* _Problem details_: Take every line that has the string "something" and copy it out.
START Raw data
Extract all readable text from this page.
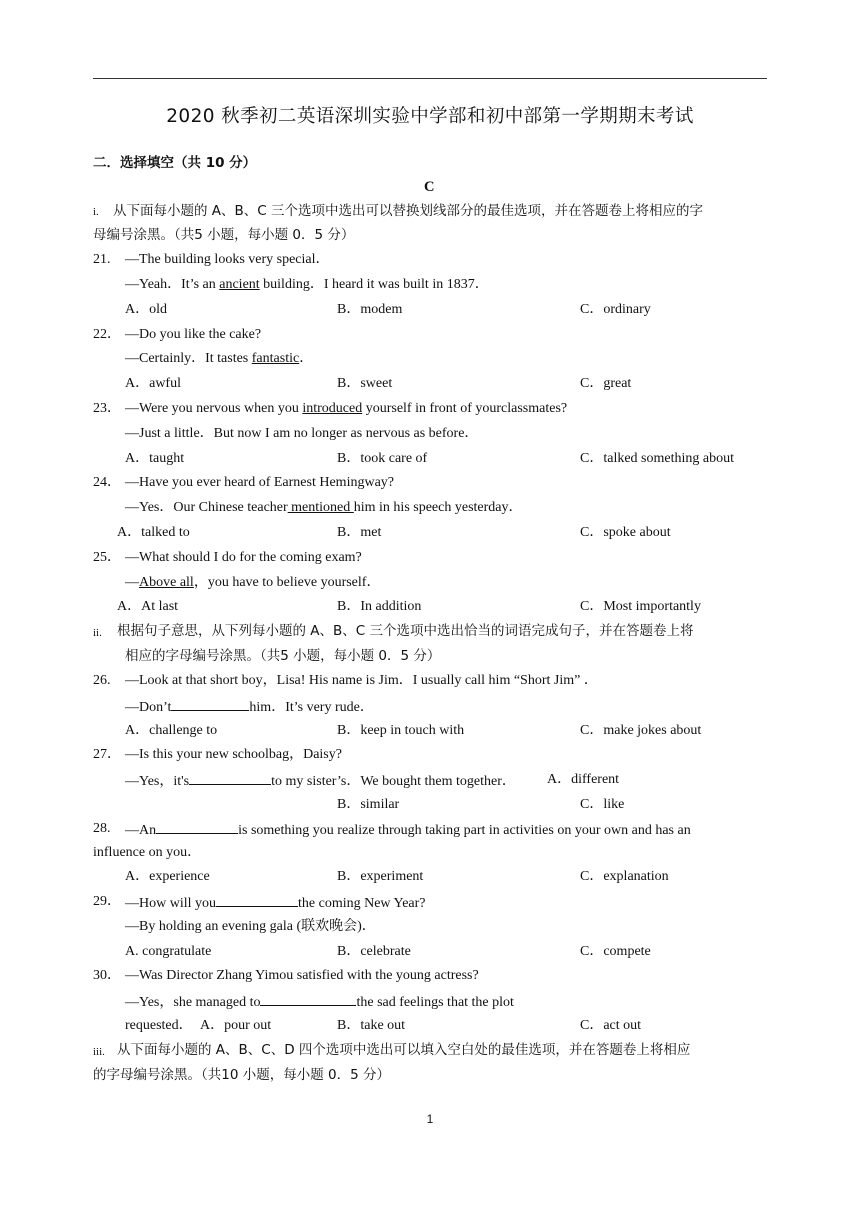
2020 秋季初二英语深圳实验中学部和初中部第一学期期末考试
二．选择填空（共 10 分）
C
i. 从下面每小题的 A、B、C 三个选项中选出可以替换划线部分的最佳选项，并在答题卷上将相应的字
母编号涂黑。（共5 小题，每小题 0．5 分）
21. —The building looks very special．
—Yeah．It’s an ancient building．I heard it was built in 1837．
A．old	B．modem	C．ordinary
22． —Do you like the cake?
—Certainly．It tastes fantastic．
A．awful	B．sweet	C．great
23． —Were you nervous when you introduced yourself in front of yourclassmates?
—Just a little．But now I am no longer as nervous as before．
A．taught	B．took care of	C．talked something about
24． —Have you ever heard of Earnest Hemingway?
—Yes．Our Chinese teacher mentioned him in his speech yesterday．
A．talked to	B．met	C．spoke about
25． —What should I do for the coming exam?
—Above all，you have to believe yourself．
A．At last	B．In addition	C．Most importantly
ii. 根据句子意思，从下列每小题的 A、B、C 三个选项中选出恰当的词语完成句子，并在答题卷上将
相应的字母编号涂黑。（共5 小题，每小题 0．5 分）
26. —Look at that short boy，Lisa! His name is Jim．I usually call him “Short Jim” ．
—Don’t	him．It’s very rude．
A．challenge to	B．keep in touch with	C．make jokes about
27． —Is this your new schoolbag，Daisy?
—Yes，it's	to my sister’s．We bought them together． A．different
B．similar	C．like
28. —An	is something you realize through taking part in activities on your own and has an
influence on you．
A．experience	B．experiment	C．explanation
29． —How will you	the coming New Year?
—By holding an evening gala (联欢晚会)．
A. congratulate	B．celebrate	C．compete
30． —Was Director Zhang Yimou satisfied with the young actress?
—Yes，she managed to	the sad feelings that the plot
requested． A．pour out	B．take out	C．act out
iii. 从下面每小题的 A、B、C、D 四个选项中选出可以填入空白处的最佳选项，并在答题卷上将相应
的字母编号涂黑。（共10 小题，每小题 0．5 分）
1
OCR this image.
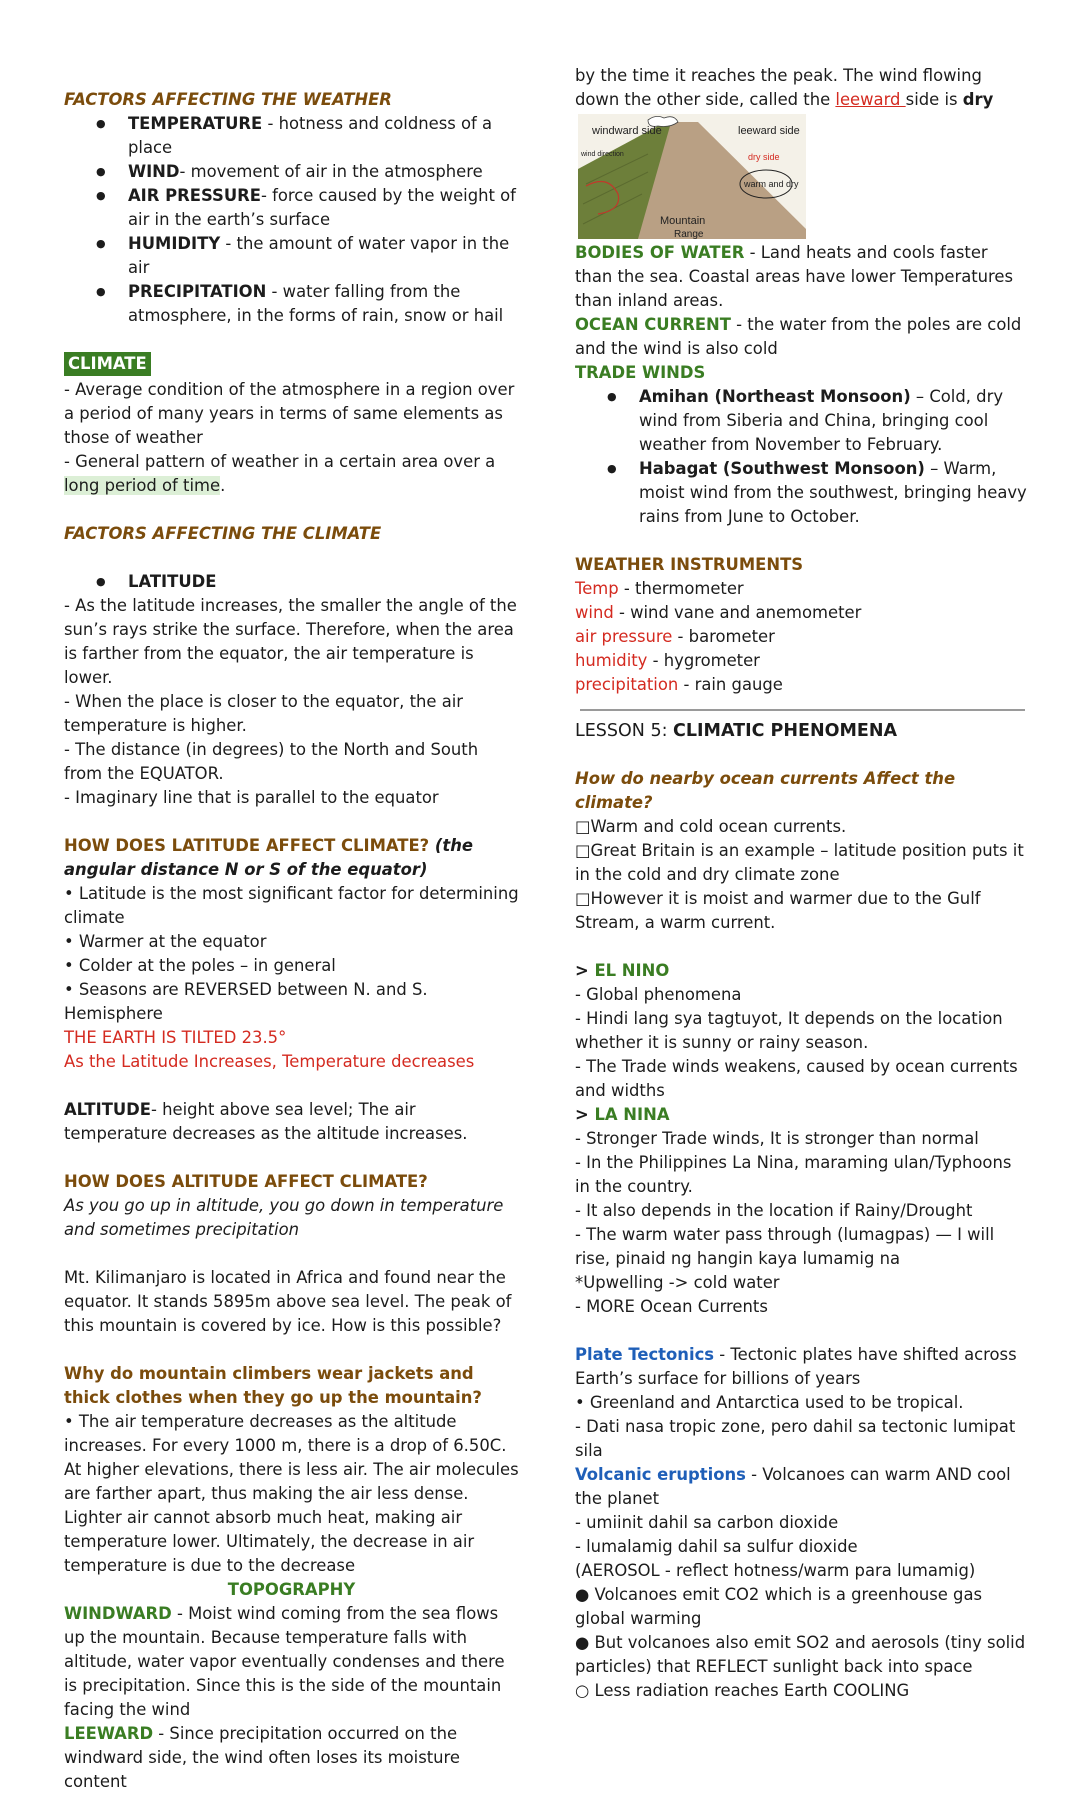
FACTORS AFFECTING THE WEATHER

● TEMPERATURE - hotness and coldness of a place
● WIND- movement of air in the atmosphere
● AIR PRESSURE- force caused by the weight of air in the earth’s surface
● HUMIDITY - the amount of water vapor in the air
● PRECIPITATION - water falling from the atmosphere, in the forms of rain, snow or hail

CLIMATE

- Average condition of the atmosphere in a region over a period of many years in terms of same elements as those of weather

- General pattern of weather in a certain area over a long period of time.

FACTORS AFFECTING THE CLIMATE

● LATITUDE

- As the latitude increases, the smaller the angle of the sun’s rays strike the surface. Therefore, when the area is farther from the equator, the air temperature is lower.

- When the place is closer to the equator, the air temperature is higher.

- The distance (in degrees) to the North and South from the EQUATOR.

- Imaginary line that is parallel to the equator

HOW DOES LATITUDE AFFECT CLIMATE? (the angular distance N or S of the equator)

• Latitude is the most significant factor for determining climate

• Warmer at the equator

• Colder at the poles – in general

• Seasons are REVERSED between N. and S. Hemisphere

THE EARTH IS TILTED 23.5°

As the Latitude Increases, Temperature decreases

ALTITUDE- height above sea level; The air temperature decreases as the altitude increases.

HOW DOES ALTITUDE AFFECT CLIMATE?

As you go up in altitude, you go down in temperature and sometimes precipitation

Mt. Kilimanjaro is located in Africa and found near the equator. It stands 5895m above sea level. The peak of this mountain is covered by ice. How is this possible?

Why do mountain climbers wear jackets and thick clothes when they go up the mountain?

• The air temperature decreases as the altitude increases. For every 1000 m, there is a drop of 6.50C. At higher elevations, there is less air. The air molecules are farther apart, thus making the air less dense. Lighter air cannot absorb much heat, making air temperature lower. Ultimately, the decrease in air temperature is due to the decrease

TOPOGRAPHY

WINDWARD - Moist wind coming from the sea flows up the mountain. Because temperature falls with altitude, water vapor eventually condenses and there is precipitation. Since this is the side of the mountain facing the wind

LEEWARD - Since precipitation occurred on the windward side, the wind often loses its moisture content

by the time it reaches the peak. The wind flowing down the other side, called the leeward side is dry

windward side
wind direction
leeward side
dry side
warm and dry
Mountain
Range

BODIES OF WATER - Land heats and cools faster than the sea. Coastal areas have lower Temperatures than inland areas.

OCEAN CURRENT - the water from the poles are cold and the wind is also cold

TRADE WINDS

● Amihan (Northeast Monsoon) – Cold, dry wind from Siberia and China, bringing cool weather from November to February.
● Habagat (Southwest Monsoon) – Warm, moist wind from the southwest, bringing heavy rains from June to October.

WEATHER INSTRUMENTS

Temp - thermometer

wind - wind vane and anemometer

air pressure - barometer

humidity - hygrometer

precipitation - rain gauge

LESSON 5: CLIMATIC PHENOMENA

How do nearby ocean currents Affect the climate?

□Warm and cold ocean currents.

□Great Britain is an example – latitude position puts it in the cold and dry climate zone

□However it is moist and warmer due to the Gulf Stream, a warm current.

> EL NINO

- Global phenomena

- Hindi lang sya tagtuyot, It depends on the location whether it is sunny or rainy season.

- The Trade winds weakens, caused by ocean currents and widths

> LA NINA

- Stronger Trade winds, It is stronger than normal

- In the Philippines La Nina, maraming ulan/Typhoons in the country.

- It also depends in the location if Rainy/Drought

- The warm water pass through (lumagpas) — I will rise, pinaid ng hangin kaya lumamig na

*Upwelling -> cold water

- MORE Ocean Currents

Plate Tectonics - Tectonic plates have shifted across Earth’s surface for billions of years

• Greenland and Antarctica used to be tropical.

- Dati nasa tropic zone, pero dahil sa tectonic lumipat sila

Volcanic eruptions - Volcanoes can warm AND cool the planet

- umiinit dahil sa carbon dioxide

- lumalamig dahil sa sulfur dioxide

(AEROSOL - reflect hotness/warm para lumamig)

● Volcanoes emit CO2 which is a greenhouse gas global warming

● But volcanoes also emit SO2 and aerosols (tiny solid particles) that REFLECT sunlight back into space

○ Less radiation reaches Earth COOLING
END Raw data
* _Complete output_:
A．taught	B．took care of	C．talked something about
28. —An	is something you realize through taking part in activities on your own and has an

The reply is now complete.